■ **Page excerpt**

*** Block opens ***

Of course, in 5-10 years, some NoSQL solutions will be the tried and true tech, and we'll be arguing whether DoublePluSQL is really worth all the hype it's been getting.


> startups thrive on making radical departures from the status quo

Meanwhile, Pinboard.in quietly sucks up the Delicious community, using technology that's as dishwater-dull as possible.

Delicious itself is floundering, due to (among many other things) a problematic migration to a framework that was internally marketed as the sexy new thing. That framework wasn't NoSQL at all (quite the opposite) but the point stands that the cost of new frameworks can be dear.


Do you have any reference for this ? Delicious' problems as far as I've read anywhere are due to Yahoo's cutbacks, plus having to integrate with Yahoo services, making it hard to break off and sell to another company. However I've not heard about any specific technical issues with Delicious itself.


I worked one floor away and have friends who worked on Delicious. Generally they haven't talked about this, so I don't think I should. Plus I'm getting a bit tired of all the TC "scoops" that come out of all of this bitching in public.


Okay. You got me. I had to google 'DoublePluSQL'...

Funny thing is: first search result was the wikipedia entry for "newspeak" :)

A "Whew!" of relief.


This is a terrible article. His three main points:

1. "You find yourself writing lots of code to reinvent the wheels that SQL gives you for free, and before long you’ve unwittingly reinvented the relational database."

NoSQL came about because people were sharding their data and managing relationships outside of the data layer in custom code anyway, and they were well-served by putting some of that complexity back into the data layer. This wasn't a trend because people don't understand the mathematical beauty of normal forms. This was a trend because altering the schema of a heavily accessed MySQL table will bring your website down.

2. Digg

A Digg engineer on Quora recently said, "The whole 'Cassandra to blame' thing is 100% a result of folks clinging on to the NoSQL vs SQL thing. It's a red herring." (http://www.quora.com/Is-Cassandra-to-blame-for-Digg-v4s-tech...). Yup.

*** Block closes ***

[Data extracted from a collection]
*** Block opens ***

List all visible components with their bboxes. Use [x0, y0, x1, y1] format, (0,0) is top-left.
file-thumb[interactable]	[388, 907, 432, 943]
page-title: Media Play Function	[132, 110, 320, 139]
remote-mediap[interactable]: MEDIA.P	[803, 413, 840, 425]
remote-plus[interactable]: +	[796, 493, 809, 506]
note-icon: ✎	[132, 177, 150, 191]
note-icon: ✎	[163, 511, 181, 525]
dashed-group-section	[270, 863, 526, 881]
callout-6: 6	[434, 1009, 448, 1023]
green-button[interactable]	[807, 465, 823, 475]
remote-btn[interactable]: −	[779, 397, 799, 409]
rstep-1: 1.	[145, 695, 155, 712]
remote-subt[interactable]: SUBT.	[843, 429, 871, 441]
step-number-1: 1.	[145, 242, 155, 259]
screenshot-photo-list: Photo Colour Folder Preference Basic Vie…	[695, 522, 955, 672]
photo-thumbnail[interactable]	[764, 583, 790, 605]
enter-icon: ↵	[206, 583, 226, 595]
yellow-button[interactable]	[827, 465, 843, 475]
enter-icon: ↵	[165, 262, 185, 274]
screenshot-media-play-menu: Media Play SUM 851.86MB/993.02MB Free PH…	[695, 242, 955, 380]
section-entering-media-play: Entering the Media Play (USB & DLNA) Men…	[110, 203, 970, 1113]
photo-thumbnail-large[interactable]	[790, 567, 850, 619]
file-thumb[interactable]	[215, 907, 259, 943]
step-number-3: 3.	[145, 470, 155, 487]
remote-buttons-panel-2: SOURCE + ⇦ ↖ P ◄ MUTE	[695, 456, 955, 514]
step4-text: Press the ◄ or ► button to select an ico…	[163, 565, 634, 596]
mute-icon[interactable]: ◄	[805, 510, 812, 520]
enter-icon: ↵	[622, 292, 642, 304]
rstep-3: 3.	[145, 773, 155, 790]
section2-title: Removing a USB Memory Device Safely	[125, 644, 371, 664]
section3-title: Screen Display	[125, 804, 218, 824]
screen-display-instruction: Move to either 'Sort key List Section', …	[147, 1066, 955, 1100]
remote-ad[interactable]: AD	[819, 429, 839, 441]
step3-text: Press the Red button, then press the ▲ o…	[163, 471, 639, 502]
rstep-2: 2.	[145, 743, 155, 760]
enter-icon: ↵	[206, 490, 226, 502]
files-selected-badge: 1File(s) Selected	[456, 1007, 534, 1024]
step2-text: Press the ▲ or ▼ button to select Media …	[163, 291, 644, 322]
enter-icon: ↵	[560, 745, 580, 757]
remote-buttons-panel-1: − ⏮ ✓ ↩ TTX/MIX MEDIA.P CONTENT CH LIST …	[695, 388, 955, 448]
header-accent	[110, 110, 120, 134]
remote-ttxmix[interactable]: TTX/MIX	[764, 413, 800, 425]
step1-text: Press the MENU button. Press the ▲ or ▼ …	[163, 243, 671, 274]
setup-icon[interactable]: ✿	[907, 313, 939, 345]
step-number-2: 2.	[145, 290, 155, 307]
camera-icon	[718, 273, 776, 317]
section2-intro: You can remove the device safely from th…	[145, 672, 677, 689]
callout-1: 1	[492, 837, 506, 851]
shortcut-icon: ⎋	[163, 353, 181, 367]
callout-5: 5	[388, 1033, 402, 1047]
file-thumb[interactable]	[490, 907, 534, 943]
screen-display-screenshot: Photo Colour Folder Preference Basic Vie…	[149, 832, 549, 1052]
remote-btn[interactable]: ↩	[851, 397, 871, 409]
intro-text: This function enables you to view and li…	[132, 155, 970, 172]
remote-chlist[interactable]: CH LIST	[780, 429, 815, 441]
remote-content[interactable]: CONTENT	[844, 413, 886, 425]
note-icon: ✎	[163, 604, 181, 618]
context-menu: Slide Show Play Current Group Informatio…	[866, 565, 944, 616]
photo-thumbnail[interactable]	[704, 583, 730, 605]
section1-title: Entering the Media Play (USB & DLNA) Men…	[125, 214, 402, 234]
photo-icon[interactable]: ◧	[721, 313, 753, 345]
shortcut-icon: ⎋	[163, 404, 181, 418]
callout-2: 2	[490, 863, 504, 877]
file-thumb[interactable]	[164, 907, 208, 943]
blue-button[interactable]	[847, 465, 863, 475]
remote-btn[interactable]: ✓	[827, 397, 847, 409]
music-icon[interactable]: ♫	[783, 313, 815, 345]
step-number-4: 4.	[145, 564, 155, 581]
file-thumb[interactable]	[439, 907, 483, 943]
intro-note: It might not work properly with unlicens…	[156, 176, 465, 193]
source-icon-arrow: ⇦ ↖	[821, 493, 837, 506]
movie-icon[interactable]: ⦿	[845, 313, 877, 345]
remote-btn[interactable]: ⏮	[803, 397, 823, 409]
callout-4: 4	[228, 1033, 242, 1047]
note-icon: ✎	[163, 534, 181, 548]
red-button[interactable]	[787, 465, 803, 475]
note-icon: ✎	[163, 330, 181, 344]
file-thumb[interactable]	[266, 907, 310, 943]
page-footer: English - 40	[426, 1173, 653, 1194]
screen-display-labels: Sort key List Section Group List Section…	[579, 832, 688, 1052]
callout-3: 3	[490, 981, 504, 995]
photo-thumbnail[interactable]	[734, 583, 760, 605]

*** Block closes ***

■ **Task prompt**
Answer these questions about the NoSQL discussion, marking each answer (a), (b), or (c):
(a) Which community does Pinboard.in quietly take in?
(b) What was the first search result for 'DoublePluSQL'?
(c) What action does the discussion say will bring a website down?

■ **Task response**
(a) The Delicious community.
(b) The Wikipedia entry for "newspeak."
(c) Altering the schema of a heavily accessed MySQL table.